====== Given records ======

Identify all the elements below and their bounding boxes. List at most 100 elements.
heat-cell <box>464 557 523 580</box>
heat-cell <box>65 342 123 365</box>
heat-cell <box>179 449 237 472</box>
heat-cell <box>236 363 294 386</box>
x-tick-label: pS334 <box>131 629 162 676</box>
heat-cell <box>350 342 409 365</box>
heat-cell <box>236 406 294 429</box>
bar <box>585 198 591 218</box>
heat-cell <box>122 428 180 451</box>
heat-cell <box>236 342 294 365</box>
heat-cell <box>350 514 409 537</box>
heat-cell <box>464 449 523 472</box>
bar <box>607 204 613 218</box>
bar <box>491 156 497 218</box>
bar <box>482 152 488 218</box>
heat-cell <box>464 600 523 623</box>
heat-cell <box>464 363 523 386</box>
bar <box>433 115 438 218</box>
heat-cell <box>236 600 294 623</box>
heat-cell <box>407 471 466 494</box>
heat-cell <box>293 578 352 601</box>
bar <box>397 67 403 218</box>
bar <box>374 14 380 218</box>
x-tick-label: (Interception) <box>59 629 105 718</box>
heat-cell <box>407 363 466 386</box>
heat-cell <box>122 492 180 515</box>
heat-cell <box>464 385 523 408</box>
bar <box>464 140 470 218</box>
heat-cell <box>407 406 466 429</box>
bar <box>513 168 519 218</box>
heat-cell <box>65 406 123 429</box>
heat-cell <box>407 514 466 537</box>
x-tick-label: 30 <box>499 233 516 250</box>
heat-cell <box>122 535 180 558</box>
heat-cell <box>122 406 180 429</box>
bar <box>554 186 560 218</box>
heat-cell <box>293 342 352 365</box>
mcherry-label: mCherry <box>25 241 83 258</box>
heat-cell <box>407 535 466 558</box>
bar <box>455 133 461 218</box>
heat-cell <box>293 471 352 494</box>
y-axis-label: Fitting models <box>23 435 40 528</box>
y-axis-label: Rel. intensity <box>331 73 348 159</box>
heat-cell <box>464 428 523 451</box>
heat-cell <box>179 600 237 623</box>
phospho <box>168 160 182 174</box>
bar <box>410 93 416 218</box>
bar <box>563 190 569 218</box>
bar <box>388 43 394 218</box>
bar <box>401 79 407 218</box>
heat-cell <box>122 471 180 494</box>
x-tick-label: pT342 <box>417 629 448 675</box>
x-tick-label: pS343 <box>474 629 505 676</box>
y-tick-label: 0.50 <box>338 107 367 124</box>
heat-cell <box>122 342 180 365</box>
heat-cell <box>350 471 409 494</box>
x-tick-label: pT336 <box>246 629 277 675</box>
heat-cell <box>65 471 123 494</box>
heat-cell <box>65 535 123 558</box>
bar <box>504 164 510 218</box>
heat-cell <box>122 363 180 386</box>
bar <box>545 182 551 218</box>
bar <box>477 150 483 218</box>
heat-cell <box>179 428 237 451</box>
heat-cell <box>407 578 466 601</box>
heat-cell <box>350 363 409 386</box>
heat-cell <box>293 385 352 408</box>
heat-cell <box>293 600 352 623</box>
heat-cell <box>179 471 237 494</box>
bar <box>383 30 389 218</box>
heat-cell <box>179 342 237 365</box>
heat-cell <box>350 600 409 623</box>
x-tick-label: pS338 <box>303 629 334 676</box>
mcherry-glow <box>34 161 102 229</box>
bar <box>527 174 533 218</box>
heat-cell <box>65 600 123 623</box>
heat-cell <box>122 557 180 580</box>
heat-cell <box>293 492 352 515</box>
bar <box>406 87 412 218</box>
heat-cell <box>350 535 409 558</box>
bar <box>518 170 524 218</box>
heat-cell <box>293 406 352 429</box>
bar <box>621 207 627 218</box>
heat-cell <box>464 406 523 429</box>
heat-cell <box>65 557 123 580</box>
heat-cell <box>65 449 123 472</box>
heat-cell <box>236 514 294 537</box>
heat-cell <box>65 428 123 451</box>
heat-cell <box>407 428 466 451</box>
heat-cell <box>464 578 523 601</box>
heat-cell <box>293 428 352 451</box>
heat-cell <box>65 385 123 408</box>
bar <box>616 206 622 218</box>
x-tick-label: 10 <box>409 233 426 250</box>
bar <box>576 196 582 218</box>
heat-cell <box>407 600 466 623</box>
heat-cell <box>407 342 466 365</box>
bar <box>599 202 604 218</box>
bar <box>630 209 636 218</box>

======

_Goal of the exercise:_
Write out every item above again, word for word and in the same order.

_Answer below:_
Identify all the elements below and their bounding boxes. List at most 100 elements.
heat-cell <box>464 557 523 580</box>
heat-cell <box>65 342 123 365</box>
heat-cell <box>179 449 237 472</box>
heat-cell <box>236 363 294 386</box>
x-tick-label: pS334 <box>131 629 162 676</box>
heat-cell <box>350 342 409 365</box>
heat-cell <box>236 406 294 429</box>
bar <box>585 198 591 218</box>
heat-cell <box>122 428 180 451</box>
heat-cell <box>236 342 294 365</box>
heat-cell <box>350 514 409 537</box>
heat-cell <box>464 449 523 472</box>
bar <box>607 204 613 218</box>
bar <box>491 156 497 218</box>
bar <box>482 152 488 218</box>
heat-cell <box>464 600 523 623</box>
heat-cell <box>464 363 523 386</box>
bar <box>433 115 438 218</box>
heat-cell <box>236 600 294 623</box>
heat-cell <box>407 471 466 494</box>
heat-cell <box>293 578 352 601</box>
bar <box>397 67 403 218</box>
bar <box>374 14 380 218</box>
x-tick-label: (Interception) <box>59 629 105 718</box>
heat-cell <box>407 363 466 386</box>
heat-cell <box>122 492 180 515</box>
heat-cell <box>464 385 523 408</box>
bar <box>464 140 470 218</box>
heat-cell <box>407 406 466 429</box>
bar <box>513 168 519 218</box>
heat-cell <box>65 406 123 429</box>
heat-cell <box>407 514 466 537</box>
x-tick-label: 30 <box>499 233 516 250</box>
heat-cell <box>122 535 180 558</box>
heat-cell <box>122 406 180 429</box>
bar <box>554 186 560 218</box>
heat-cell <box>293 342 352 365</box>
mcherry-label: mCherry <box>25 241 83 258</box>
heat-cell <box>407 535 466 558</box>
bar <box>455 133 461 218</box>
heat-cell <box>293 471 352 494</box>
y-axis-label: Fitting models <box>23 435 40 528</box>
y-axis-label: Rel. intensity <box>331 73 348 159</box>
heat-cell <box>464 428 523 451</box>
heat-cell <box>179 600 237 623</box>
phospho <box>168 160 182 174</box>
bar <box>410 93 416 218</box>
bar <box>563 190 569 218</box>
bar <box>388 43 394 218</box>
bar <box>401 79 407 218</box>
heat-cell <box>122 471 180 494</box>
x-tick-label: pT342 <box>417 629 448 675</box>
x-tick-label: pS343 <box>474 629 505 676</box>
y-tick-label: 0.50 <box>338 107 367 124</box>
heat-cell <box>122 342 180 365</box>
heat-cell <box>350 471 409 494</box>
x-tick-label: pT336 <box>246 629 277 675</box>
heat-cell <box>65 471 123 494</box>
heat-cell <box>65 535 123 558</box>
bar <box>504 164 510 218</box>
heat-cell <box>122 363 180 386</box>
bar <box>545 182 551 218</box>
bar <box>477 150 483 218</box>
heat-cell <box>179 428 237 451</box>
heat-cell <box>407 578 466 601</box>
heat-cell <box>350 363 409 386</box>
heat-cell <box>293 385 352 408</box>
heat-cell <box>293 600 352 623</box>
heat-cell <box>179 471 237 494</box>
bar <box>383 30 389 218</box>
heat-cell <box>179 342 237 365</box>
heat-cell <box>350 600 409 623</box>
x-tick-label: pS338 <box>303 629 334 676</box>
mcherry-glow <box>34 161 102 229</box>
bar <box>527 174 533 218</box>
heat-cell <box>65 600 123 623</box>
heat-cell <box>122 557 180 580</box>
heat-cell <box>293 492 352 515</box>
bar <box>406 87 412 218</box>
heat-cell <box>350 535 409 558</box>
bar <box>518 170 524 218</box>
heat-cell <box>293 406 352 429</box>
bar <box>621 207 627 218</box>
heat-cell <box>464 406 523 429</box>
heat-cell <box>65 557 123 580</box>
heat-cell <box>65 449 123 472</box>
heat-cell <box>236 514 294 537</box>
heat-cell <box>65 428 123 451</box>
heat-cell <box>407 428 466 451</box>
heat-cell <box>464 578 523 601</box>
heat-cell <box>293 428 352 451</box>
heat-cell <box>65 385 123 408</box>
bar <box>616 206 622 218</box>
x-tick-label: 10 <box>409 233 426 250</box>
bar <box>576 196 582 218</box>
heat-cell <box>407 600 466 623</box>
heat-cell <box>407 342 466 365</box>
bar <box>599 202 604 218</box>
bar <box>630 209 636 218</box>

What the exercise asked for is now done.